(Recorded data)
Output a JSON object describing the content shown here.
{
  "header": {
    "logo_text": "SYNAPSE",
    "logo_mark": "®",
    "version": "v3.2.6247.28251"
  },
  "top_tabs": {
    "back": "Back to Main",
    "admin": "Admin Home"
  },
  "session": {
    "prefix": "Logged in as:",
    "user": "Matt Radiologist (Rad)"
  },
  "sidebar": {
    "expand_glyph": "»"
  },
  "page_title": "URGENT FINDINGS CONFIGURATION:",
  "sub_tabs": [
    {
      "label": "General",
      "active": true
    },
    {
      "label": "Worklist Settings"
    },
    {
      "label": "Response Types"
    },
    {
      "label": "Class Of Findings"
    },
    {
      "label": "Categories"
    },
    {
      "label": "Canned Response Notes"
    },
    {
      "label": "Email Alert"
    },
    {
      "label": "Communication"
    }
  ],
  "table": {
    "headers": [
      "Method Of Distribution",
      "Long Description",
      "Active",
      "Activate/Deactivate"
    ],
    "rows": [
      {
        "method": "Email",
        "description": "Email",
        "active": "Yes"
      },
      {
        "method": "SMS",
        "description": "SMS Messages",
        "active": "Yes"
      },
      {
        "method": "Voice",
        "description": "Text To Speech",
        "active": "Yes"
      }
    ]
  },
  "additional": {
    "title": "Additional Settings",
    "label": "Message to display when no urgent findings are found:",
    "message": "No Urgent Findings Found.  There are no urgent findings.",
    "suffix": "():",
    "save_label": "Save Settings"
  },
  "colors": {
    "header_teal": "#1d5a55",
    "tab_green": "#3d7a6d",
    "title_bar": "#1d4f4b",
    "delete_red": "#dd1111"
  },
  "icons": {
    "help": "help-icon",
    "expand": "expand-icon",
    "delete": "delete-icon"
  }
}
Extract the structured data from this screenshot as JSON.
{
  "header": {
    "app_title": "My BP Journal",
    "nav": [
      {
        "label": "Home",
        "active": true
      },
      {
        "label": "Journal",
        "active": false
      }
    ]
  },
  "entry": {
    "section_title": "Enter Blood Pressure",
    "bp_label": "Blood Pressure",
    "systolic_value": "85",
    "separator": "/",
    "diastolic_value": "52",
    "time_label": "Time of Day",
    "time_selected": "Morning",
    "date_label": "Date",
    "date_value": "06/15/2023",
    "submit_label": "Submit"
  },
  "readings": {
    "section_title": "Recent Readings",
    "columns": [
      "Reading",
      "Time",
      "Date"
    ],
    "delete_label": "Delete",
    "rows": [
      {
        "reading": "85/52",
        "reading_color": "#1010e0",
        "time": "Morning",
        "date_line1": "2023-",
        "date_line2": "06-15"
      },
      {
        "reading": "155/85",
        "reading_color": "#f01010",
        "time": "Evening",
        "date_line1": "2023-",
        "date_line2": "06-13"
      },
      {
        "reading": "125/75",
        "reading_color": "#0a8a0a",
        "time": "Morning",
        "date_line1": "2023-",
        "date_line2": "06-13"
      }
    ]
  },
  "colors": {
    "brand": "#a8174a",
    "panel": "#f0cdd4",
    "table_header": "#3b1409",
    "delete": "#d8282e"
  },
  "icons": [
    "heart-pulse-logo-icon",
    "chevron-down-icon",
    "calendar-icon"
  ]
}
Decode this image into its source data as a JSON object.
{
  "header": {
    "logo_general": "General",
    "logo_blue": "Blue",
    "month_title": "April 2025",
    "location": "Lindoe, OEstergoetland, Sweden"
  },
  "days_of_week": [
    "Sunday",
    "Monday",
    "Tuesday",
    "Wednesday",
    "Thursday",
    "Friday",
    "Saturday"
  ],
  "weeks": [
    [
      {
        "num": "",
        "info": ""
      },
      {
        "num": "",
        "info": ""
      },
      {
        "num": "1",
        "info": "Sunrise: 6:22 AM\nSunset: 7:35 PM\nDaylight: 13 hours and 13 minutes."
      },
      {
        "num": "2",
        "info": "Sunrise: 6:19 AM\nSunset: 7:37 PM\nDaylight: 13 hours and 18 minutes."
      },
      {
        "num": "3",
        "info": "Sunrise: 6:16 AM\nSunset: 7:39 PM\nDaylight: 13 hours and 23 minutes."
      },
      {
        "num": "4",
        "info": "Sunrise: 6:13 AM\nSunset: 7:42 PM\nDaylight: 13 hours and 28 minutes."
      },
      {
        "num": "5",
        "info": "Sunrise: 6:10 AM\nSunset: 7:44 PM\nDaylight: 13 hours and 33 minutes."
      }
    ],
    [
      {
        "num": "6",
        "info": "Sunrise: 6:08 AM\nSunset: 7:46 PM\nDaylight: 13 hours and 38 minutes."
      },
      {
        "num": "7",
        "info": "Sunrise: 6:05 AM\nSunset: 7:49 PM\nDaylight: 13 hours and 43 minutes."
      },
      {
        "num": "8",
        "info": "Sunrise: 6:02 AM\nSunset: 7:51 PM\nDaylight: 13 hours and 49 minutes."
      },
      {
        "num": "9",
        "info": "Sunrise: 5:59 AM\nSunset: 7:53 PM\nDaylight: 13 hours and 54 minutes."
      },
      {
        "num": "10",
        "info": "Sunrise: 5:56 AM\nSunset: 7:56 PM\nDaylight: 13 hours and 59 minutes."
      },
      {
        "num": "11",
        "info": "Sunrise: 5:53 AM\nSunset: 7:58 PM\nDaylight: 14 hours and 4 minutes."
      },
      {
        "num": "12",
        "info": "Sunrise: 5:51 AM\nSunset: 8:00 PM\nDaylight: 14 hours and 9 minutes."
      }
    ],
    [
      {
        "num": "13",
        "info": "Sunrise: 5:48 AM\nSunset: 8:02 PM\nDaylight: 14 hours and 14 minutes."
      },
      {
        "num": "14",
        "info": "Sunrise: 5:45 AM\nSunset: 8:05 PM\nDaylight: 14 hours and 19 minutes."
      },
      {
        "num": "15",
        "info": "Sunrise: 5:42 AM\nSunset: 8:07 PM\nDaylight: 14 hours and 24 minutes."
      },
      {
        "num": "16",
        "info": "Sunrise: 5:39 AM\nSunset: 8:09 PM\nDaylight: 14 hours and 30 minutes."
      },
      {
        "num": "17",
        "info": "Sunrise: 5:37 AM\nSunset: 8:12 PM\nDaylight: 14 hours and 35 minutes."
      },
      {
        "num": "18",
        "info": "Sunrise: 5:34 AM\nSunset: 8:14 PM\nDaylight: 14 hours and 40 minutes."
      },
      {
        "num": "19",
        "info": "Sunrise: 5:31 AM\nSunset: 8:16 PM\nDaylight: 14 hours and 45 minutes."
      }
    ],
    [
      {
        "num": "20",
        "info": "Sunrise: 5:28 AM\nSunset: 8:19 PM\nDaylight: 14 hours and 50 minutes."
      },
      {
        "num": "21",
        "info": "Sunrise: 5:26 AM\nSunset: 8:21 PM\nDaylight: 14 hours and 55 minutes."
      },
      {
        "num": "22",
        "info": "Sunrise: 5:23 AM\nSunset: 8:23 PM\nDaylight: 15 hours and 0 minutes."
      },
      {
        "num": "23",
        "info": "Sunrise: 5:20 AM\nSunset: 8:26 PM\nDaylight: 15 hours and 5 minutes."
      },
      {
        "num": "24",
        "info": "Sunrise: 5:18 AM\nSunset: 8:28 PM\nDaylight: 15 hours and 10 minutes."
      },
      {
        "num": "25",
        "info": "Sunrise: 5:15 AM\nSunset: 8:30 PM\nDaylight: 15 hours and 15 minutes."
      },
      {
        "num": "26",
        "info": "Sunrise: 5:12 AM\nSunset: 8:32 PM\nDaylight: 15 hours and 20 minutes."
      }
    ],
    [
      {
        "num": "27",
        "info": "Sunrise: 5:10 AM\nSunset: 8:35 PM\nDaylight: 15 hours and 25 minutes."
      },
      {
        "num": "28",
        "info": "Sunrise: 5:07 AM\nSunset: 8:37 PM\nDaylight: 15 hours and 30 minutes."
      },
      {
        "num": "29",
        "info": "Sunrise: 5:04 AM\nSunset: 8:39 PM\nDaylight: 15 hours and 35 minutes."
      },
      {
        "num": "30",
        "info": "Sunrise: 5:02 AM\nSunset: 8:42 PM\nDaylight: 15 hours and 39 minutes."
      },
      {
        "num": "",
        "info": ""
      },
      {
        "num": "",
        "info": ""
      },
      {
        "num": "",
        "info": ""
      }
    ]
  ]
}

Exercise details ::
Find all lines holding the string "Pressure" and copy them.

Correct response ::
    "section_title": "Enter Blood Pressure",
    "bp_label": "Blood Pressure",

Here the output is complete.